→ STATED TASK
Collect every line below that contains the word "content".

## Start EXERCISE MATERIALS

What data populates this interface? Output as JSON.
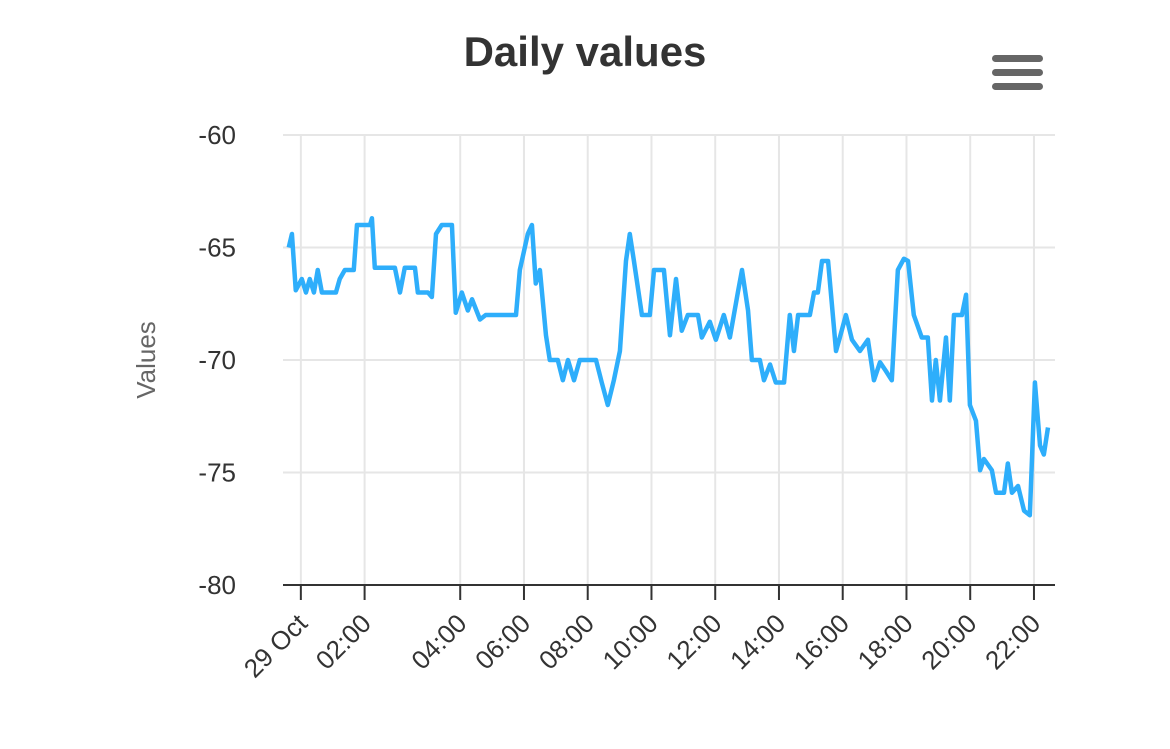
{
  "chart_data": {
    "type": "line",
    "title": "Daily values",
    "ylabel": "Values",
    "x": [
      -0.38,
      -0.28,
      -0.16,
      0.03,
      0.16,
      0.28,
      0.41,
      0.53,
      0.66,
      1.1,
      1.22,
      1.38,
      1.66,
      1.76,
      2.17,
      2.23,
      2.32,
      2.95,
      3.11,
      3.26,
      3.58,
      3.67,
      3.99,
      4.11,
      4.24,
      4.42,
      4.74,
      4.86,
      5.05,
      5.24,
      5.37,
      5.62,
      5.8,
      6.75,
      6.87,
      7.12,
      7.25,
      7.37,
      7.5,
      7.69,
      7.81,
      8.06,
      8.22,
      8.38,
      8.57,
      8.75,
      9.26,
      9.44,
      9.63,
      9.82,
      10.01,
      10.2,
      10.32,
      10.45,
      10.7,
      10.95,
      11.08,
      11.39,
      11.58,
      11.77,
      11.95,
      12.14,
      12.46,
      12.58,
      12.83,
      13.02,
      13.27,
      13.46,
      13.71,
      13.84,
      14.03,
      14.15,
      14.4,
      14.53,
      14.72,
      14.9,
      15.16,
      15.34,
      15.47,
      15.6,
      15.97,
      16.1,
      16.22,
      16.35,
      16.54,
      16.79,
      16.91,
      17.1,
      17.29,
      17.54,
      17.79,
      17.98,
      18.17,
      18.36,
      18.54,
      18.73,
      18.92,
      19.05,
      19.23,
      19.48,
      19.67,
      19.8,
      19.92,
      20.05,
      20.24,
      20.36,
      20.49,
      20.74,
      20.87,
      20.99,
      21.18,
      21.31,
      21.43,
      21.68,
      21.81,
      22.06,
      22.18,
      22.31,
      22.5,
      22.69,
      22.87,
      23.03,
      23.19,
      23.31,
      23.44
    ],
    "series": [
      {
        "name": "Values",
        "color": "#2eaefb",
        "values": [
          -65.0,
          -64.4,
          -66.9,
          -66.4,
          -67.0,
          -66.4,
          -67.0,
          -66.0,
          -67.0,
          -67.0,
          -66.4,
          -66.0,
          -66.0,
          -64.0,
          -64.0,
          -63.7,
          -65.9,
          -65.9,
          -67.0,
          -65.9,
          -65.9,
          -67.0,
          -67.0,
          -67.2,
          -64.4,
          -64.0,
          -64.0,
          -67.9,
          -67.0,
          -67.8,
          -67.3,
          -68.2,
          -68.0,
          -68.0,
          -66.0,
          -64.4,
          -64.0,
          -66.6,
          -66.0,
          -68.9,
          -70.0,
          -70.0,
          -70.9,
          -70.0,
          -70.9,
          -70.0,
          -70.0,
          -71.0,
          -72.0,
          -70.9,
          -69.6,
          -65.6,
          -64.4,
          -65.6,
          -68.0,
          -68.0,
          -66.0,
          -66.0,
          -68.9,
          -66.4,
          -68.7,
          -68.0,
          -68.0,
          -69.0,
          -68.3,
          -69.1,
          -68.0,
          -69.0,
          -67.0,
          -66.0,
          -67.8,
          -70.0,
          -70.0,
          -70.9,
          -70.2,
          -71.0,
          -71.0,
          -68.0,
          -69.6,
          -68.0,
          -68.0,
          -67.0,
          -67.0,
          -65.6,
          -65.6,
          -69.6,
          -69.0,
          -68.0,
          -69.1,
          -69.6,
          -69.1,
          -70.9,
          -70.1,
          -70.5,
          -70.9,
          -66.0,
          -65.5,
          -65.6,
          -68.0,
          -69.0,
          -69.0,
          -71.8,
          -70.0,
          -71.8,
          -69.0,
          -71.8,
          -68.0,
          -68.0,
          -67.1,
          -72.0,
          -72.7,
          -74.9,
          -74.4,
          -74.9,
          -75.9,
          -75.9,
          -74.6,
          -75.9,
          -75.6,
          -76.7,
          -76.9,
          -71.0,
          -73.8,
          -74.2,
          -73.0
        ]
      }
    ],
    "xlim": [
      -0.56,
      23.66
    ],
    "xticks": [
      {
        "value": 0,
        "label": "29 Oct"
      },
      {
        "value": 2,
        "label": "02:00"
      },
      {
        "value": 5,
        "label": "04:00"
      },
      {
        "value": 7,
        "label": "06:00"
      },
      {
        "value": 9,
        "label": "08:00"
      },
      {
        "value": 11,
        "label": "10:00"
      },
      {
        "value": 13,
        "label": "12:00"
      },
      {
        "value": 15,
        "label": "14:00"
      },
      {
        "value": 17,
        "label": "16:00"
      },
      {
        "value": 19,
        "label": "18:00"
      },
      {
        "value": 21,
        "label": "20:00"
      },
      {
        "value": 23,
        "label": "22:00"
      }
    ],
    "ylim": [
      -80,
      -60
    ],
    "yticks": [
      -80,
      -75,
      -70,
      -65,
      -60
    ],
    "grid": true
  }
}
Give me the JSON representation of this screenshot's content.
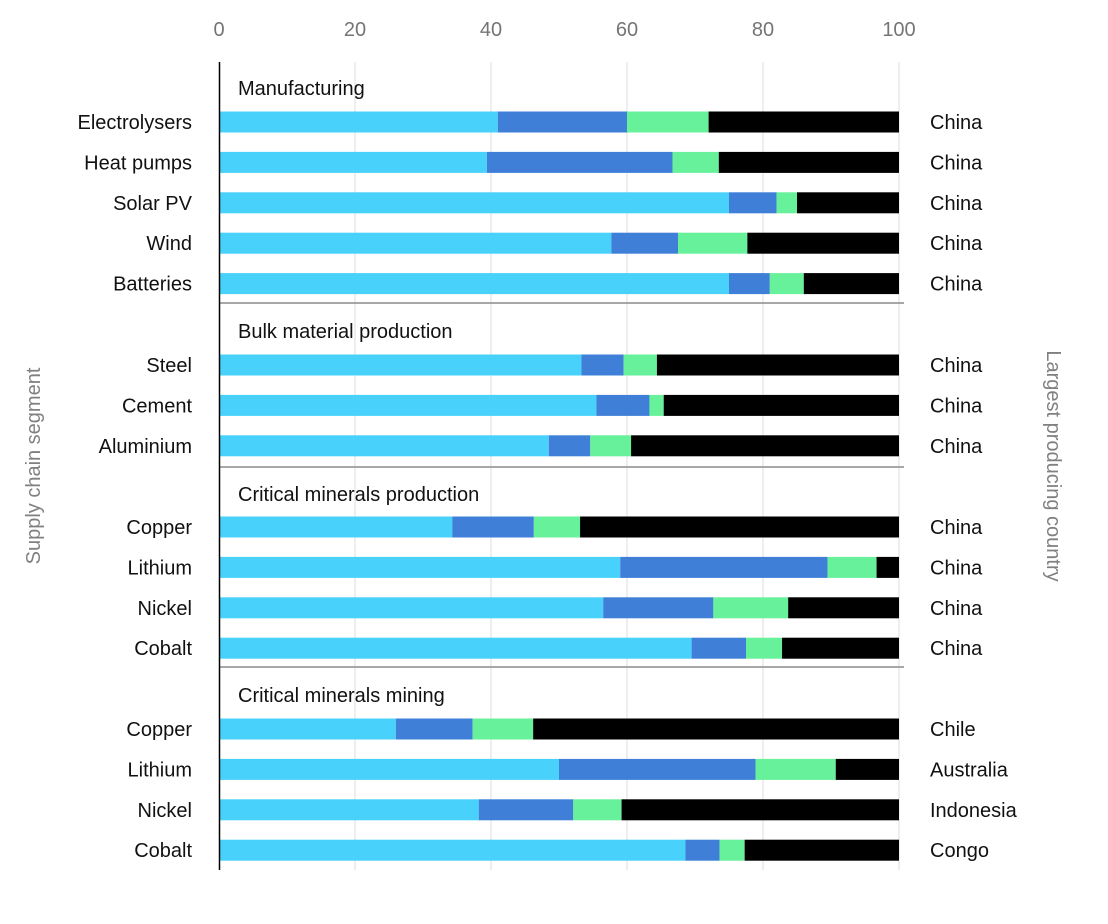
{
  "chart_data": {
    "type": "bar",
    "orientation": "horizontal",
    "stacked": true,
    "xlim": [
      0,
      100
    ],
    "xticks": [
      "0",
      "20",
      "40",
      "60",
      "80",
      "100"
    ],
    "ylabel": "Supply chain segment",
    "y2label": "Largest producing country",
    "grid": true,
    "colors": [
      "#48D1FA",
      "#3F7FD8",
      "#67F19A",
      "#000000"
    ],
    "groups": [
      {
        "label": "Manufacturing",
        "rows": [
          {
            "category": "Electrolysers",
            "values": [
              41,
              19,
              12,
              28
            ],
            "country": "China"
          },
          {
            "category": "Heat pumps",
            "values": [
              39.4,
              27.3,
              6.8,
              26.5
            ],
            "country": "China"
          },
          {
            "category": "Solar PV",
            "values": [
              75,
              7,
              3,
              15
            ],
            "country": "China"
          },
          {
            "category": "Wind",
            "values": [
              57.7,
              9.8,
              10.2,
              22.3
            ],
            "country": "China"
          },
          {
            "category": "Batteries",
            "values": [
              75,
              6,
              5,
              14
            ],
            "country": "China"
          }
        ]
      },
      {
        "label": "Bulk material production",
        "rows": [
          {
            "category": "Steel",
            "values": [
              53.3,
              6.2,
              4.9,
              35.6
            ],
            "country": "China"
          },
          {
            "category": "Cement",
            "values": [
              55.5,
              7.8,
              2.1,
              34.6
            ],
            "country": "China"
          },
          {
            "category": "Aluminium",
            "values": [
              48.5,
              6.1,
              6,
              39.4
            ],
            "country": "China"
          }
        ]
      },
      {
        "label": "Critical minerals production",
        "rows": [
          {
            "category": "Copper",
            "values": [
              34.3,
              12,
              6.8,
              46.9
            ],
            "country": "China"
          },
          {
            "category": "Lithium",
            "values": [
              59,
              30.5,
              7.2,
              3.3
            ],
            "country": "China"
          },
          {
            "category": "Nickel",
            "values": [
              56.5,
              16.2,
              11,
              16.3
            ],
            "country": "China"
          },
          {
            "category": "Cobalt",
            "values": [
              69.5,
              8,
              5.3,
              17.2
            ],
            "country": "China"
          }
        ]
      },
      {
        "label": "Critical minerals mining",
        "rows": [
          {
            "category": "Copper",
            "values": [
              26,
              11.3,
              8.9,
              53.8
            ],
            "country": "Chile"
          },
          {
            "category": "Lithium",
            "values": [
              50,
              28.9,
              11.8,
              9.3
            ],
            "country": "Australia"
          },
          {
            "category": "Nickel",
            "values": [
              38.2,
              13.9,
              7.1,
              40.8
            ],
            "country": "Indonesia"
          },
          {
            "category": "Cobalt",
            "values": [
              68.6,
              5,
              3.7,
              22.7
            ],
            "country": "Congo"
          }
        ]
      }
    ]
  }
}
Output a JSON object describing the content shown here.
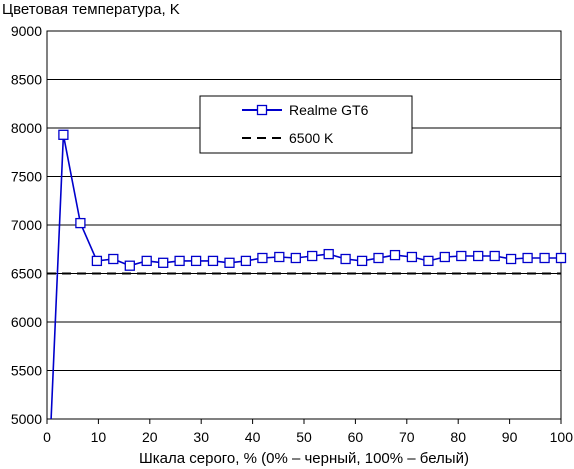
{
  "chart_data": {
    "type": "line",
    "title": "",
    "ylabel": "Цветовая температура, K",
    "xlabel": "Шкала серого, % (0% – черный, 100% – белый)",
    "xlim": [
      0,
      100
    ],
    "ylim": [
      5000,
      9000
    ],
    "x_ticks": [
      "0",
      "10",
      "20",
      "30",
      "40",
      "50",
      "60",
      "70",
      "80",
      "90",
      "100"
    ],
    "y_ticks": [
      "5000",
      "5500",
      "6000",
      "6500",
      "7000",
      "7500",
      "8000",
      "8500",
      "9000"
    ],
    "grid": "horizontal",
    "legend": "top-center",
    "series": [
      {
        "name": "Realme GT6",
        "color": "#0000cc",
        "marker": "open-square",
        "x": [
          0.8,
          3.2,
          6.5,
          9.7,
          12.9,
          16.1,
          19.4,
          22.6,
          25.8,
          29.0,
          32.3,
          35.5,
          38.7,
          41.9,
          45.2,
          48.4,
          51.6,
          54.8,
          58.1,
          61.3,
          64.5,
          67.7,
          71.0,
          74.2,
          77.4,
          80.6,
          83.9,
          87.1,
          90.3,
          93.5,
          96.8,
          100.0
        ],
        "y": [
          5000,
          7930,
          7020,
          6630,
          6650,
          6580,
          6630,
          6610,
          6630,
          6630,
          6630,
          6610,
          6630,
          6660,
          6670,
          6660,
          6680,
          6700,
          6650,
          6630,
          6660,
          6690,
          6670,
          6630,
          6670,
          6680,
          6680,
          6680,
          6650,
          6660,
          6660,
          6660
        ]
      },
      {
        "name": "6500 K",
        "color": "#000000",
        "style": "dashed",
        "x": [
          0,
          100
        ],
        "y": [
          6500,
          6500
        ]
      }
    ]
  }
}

## End EXERCISE MATERIALS

→ FULL ANSWER
Give me the JSON representation of this screenshot's content.
Output a JSON object describing the content shown here.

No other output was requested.